>>>>

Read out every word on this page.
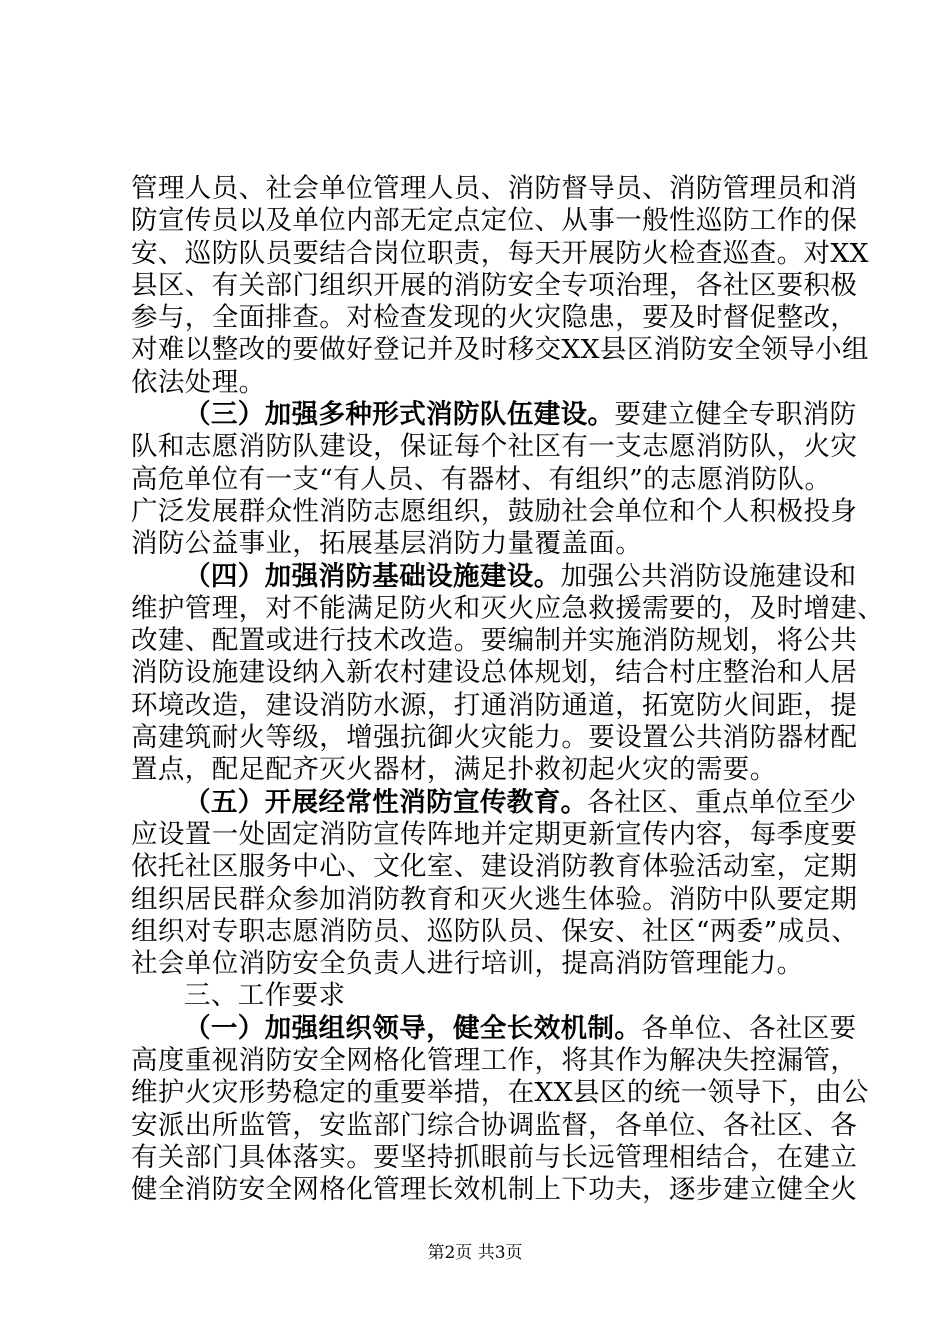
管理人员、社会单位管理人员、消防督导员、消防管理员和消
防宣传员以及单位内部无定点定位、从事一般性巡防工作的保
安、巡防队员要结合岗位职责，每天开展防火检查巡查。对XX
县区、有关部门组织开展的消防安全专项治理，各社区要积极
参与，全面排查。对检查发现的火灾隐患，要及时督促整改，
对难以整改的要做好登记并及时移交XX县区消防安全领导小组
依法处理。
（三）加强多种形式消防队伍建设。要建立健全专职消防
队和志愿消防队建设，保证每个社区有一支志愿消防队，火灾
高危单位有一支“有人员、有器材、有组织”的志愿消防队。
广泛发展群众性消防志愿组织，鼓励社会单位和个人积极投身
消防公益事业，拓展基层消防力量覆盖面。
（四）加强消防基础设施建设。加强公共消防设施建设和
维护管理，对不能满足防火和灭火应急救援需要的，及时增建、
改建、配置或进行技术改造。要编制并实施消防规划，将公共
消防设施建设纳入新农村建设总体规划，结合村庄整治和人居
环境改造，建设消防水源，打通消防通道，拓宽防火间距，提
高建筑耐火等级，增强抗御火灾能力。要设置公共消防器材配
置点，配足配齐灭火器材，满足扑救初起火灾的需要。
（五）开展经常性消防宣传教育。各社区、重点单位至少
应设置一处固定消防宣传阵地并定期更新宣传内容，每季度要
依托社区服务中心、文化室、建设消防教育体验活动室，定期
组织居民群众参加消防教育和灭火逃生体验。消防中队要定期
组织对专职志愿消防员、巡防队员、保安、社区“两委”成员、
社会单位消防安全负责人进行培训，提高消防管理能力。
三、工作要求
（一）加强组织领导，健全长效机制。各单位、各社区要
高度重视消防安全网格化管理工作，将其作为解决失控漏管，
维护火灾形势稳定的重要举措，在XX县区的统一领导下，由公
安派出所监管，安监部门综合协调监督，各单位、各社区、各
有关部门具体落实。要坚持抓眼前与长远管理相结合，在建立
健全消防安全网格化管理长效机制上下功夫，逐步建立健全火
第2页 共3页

<<<<

▶ **WORK REQUIRED**: Repeat the records above exactly, leaving out any pictures they contain.

▶ **ANSWER TO THIS PROBLEM**:
Read out every word on this page.
管理人员、社会单位管理人员、消防督导员、消防管理员和消
防宣传员以及单位内部无定点定位、从事一般性巡防工作的保
安、巡防队员要结合岗位职责，每天开展防火检查巡查。对XX
县区、有关部门组织开展的消防安全专项治理，各社区要积极
参与，全面排查。对检查发现的火灾隐患，要及时督促整改，
对难以整改的要做好登记并及时移交XX县区消防安全领导小组
依法处理。
（三）加强多种形式消防队伍建设。要建立健全专职消防
队和志愿消防队建设，保证每个社区有一支志愿消防队，火灾
高危单位有一支“有人员、有器材、有组织”的志愿消防队。
广泛发展群众性消防志愿组织，鼓励社会单位和个人积极投身
消防公益事业，拓展基层消防力量覆盖面。
（四）加强消防基础设施建设。加强公共消防设施建设和
维护管理，对不能满足防火和灭火应急救援需要的，及时增建、
改建、配置或进行技术改造。要编制并实施消防规划，将公共
消防设施建设纳入新农村建设总体规划，结合村庄整治和人居
环境改造，建设消防水源，打通消防通道，拓宽防火间距，提
高建筑耐火等级，增强抗御火灾能力。要设置公共消防器材配
置点，配足配齐灭火器材，满足扑救初起火灾的需要。
（五）开展经常性消防宣传教育。各社区、重点单位至少
应设置一处固定消防宣传阵地并定期更新宣传内容，每季度要
依托社区服务中心、文化室、建设消防教育体验活动室，定期
组织居民群众参加消防教育和灭火逃生体验。消防中队要定期
组织对专职志愿消防员、巡防队员、保安、社区“两委”成员、
社会单位消防安全负责人进行培训，提高消防管理能力。
三、工作要求
（一）加强组织领导，健全长效机制。各单位、各社区要
高度重视消防安全网格化管理工作，将其作为解决失控漏管，
维护火灾形势稳定的重要举措，在XX县区的统一领导下，由公
安派出所监管，安监部门综合协调监督，各单位、各社区、各
有关部门具体落实。要坚持抓眼前与长远管理相结合，在建立
健全消防安全网格化管理长效机制上下功夫，逐步建立健全火
第2页 共3页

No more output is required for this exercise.